===== Data to process

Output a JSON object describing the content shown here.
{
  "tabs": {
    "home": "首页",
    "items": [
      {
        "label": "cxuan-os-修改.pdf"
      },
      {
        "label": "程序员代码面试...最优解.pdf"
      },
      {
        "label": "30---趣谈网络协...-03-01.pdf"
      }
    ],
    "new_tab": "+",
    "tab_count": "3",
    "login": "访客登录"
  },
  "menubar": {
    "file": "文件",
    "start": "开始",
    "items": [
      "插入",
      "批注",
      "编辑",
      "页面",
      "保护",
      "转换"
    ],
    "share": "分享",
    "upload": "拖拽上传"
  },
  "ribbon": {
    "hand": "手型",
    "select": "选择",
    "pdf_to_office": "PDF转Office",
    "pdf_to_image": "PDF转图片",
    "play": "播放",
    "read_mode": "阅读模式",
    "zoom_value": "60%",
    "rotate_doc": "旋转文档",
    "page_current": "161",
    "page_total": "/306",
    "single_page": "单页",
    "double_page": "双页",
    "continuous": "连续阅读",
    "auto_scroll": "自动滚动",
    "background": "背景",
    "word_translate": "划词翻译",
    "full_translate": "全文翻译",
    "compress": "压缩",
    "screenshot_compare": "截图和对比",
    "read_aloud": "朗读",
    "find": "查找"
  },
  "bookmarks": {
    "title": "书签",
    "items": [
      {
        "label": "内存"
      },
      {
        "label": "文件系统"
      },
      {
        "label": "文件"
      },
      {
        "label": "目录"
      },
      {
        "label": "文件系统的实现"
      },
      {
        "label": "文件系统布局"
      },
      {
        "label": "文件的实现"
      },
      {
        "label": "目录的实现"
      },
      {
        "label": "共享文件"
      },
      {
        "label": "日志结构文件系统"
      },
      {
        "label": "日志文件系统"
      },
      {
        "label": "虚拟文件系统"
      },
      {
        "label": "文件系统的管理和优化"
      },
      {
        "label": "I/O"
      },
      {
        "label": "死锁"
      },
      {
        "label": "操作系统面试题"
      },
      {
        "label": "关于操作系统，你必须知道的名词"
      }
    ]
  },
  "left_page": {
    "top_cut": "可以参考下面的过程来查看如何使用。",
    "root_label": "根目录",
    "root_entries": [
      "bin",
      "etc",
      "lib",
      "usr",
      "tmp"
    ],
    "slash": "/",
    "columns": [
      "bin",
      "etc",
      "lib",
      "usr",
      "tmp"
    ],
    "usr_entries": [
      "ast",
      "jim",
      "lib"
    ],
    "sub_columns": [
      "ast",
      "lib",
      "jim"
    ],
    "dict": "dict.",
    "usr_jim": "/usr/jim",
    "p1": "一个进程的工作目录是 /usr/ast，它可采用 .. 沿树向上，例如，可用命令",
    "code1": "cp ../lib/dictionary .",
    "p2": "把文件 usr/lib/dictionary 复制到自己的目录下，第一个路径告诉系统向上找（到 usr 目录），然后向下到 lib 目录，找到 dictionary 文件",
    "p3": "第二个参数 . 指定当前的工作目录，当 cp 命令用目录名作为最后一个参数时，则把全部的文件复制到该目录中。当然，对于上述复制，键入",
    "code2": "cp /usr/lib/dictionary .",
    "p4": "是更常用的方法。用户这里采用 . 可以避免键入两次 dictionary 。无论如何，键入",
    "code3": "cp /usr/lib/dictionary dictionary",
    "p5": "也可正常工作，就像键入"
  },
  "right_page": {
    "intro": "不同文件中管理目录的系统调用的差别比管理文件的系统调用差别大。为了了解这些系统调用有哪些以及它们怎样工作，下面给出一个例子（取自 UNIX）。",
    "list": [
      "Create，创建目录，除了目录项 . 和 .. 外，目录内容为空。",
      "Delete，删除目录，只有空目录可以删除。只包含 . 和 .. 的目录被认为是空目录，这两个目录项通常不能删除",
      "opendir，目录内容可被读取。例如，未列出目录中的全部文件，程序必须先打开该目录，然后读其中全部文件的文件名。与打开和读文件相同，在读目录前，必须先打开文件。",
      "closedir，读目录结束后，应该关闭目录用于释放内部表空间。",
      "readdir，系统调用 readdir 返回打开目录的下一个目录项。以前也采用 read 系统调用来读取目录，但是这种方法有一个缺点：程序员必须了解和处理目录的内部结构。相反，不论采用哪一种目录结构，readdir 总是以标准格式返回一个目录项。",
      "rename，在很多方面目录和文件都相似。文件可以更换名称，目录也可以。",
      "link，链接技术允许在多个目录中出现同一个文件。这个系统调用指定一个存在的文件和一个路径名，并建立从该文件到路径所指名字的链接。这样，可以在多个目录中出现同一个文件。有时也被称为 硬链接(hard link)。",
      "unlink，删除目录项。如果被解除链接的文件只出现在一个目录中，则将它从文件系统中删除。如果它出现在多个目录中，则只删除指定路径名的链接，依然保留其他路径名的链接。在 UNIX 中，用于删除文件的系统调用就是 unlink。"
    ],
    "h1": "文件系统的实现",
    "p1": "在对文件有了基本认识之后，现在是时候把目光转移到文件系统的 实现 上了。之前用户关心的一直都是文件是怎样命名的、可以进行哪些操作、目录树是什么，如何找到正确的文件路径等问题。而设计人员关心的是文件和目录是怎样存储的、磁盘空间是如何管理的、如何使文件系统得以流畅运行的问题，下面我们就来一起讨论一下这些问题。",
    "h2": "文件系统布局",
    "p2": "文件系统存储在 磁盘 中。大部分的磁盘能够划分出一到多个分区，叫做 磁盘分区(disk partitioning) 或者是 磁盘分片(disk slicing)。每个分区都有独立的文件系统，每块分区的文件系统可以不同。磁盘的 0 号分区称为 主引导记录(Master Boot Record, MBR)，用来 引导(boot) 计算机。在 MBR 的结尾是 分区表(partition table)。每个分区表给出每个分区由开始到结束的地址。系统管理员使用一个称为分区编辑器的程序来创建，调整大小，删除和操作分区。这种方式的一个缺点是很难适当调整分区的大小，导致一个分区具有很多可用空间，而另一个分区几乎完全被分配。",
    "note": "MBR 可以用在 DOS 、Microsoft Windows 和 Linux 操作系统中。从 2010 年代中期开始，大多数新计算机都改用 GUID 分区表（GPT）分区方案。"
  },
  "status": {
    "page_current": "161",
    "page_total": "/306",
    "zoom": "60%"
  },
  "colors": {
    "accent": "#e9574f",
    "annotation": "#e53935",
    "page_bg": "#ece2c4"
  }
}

==========

▶ **Your goal**
Scan the data above and copy every line with "dictionary" in it.

▶ **Completed task**
    "code1": "cp ../lib/dictionary .",
    "p2": "把文件 usr/lib/dictionary 复制到自己的目录下，第一个路径告诉系统向上找（到 usr 目录），然后向下到 lib 目录，找到 dictionary 文件",
    "code2": "cp /usr/lib/dictionary .",
    "p4": "是更常用的方法。用户这里采用 . 可以避免键入两次 dictionary 。无论如何，键入",
    "code3": "cp /usr/lib/dictionary dictionary",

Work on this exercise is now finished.